-- Required work --
Repeat each record below exactly as given.

-- Records for this exercise --
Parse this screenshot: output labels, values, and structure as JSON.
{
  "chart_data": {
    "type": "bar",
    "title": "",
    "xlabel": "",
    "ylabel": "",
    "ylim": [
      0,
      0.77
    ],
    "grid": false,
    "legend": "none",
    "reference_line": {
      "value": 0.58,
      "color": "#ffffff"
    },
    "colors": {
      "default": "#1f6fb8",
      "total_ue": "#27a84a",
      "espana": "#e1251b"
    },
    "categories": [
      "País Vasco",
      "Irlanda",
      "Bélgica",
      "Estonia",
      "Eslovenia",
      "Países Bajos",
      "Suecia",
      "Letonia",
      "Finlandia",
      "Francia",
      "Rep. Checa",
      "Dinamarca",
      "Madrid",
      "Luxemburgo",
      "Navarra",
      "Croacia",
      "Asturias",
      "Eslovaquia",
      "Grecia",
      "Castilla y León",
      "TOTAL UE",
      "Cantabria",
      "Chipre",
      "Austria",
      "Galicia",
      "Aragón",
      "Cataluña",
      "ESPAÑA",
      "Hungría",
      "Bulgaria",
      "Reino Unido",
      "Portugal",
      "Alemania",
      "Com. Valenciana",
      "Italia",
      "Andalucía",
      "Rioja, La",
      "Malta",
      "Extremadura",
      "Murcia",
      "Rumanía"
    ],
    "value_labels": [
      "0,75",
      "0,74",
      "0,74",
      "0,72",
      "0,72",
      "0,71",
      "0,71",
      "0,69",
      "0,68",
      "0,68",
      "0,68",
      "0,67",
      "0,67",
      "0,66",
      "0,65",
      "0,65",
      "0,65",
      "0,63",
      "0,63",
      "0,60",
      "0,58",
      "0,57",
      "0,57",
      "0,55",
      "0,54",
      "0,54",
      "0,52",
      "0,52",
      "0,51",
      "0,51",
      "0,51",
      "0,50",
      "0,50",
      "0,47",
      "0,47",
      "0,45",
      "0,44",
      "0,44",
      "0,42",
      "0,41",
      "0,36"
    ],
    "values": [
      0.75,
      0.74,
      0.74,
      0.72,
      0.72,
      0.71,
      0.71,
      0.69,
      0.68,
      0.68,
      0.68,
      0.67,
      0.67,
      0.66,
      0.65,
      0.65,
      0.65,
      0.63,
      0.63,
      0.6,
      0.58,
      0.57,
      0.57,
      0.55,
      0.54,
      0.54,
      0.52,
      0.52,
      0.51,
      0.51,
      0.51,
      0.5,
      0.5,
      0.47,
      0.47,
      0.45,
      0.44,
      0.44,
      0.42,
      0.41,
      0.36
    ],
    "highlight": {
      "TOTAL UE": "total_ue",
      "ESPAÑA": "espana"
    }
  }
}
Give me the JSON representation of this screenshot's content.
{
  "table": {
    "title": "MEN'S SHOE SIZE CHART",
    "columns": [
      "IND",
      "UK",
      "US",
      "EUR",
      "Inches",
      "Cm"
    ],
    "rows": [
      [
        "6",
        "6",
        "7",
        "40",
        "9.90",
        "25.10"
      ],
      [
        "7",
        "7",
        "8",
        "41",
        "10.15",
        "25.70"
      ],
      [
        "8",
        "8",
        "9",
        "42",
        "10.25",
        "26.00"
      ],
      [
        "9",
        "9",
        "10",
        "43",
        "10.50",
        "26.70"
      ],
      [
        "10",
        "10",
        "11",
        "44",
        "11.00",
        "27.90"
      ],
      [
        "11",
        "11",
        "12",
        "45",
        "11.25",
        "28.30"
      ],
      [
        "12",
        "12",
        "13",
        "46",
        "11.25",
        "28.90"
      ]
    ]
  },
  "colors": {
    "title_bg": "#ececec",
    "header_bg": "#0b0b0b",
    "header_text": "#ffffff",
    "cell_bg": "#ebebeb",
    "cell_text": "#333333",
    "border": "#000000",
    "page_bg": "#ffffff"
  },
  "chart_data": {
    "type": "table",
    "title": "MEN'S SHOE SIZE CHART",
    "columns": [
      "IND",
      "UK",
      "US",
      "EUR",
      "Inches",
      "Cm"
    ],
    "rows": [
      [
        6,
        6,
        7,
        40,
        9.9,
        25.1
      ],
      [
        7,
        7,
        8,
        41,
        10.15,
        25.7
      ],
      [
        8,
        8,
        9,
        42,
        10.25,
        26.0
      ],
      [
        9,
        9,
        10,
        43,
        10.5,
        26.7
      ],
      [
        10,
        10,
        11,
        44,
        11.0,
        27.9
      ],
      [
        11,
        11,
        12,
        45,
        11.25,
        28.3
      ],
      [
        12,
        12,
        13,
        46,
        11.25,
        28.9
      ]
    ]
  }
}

-- Final result --
Parse this screenshot: output labels, values, and structure as JSON.
{
  "chart_data": {
    "type": "bar",
    "title": "",
    "xlabel": "",
    "ylabel": "",
    "ylim": [
      0,
      0.77
    ],
    "grid": false,
    "legend": "none",
    "reference_line": {
      "value": 0.58,
      "color": "#ffffff"
    },
    "colors": {
      "default": "#1f6fb8",
      "total_ue": "#27a84a",
      "espana": "#e1251b"
    },
    "categories": [
      "País Vasco",
      "Irlanda",
      "Bélgica",
      "Estonia",
      "Eslovenia",
      "Países Bajos",
      "Suecia",
      "Letonia",
      "Finlandia",
      "Francia",
      "Rep. Checa",
      "Dinamarca",
      "Madrid",
      "Luxemburgo",
      "Navarra",
      "Croacia",
      "Asturias",
      "Eslovaquia",
      "Grecia",
      "Castilla y León",
      "TOTAL UE",
      "Cantabria",
      "Chipre",
      "Austria",
      "Galicia",
      "Aragón",
      "Cataluña",
      "ESPAÑA",
      "Hungría",
      "Bulgaria",
      "Reino Unido",
      "Portugal",
      "Alemania",
      "Com. Valenciana",
      "Italia",
      "Andalucía",
      "Rioja, La",
      "Malta",
      "Extremadura",
      "Murcia",
      "Rumanía"
    ],
    "value_labels": [
      "0,75",
      "0,74",
      "0,74",
      "0,72",
      "0,72",
      "0,71",
      "0,71",
      "0,69",
      "0,68",
      "0,68",
      "0,68",
      "0,67",
      "0,67",
      "0,66",
      "0,65",
      "0,65",
      "0,65",
      "0,63",
      "0,63",
      "0,60",
      "0,58",
      "0,57",
      "0,57",
      "0,55",
      "0,54",
      "0,54",
      "0,52",
      "0,52",
      "0,51",
      "0,51",
      "0,51",
      "0,50",
      "0,50",
      "0,47",
      "0,47",
      "0,45",
      "0,44",
      "0,44",
      "0,42",
      "0,41",
      "0,36"
    ],
    "values": [
      0.75,
      0.74,
      0.74,
      0.72,
      0.72,
      0.71,
      0.71,
      0.69,
      0.68,
      0.68,
      0.68,
      0.67,
      0.67,
      0.66,
      0.65,
      0.65,
      0.65,
      0.63,
      0.63,
      0.6,
      0.58,
      0.57,
      0.57,
      0.55,
      0.54,
      0.54,
      0.52,
      0.52,
      0.51,
      0.51,
      0.51,
      0.5,
      0.5,
      0.47,
      0.47,
      0.45,
      0.44,
      0.44,
      0.42,
      0.41,
      0.36
    ],
    "highlight": {
      "TOTAL UE": "total_ue",
      "ESPAÑA": "espana"
    }
  }
}
Give me the JSON representation of this screenshot's content.
{
  "table": {
    "title": "MEN'S SHOE SIZE CHART",
    "columns": [
      "IND",
      "UK",
      "US",
      "EUR",
      "Inches",
      "Cm"
    ],
    "rows": [
      [
        "6",
        "6",
        "7",
        "40",
        "9.90",
        "25.10"
      ],
      [
        "7",
        "7",
        "8",
        "41",
        "10.15",
        "25.70"
      ],
      [
        "8",
        "8",
        "9",
        "42",
        "10.25",
        "26.00"
      ],
      [
        "9",
        "9",
        "10",
        "43",
        "10.50",
        "26.70"
      ],
      [
        "10",
        "10",
        "11",
        "44",
        "11.00",
        "27.90"
      ],
      [
        "11",
        "11",
        "12",
        "45",
        "11.25",
        "28.30"
      ],
      [
        "12",
        "12",
        "13",
        "46",
        "11.25",
        "28.90"
      ]
    ]
  },
  "colors": {
    "title_bg": "#ececec",
    "header_bg": "#0b0b0b",
    "header_text": "#ffffff",
    "cell_bg": "#ebebeb",
    "cell_text": "#333333",
    "border": "#000000",
    "page_bg": "#ffffff"
  },
  "chart_data": {
    "type": "table",
    "title": "MEN'S SHOE SIZE CHART",
    "columns": [
      "IND",
      "UK",
      "US",
      "EUR",
      "Inches",
      "Cm"
    ],
    "rows": [
      [
        6,
        6,
        7,
        40,
        9.9,
        25.1
      ],
      [
        7,
        7,
        8,
        41,
        10.15,
        25.7
      ],
      [
        8,
        8,
        9,
        42,
        10.25,
        26.0
      ],
      [
        9,
        9,
        10,
        43,
        10.5,
        26.7
      ],
      [
        10,
        10,
        11,
        44,
        11.0,
        27.9
      ],
      [
        11,
        11,
        12,
        45,
        11.25,
        28.3
      ],
      [
        12,
        12,
        13,
        46,
        11.25,
        28.9
      ]
    ]
  }
}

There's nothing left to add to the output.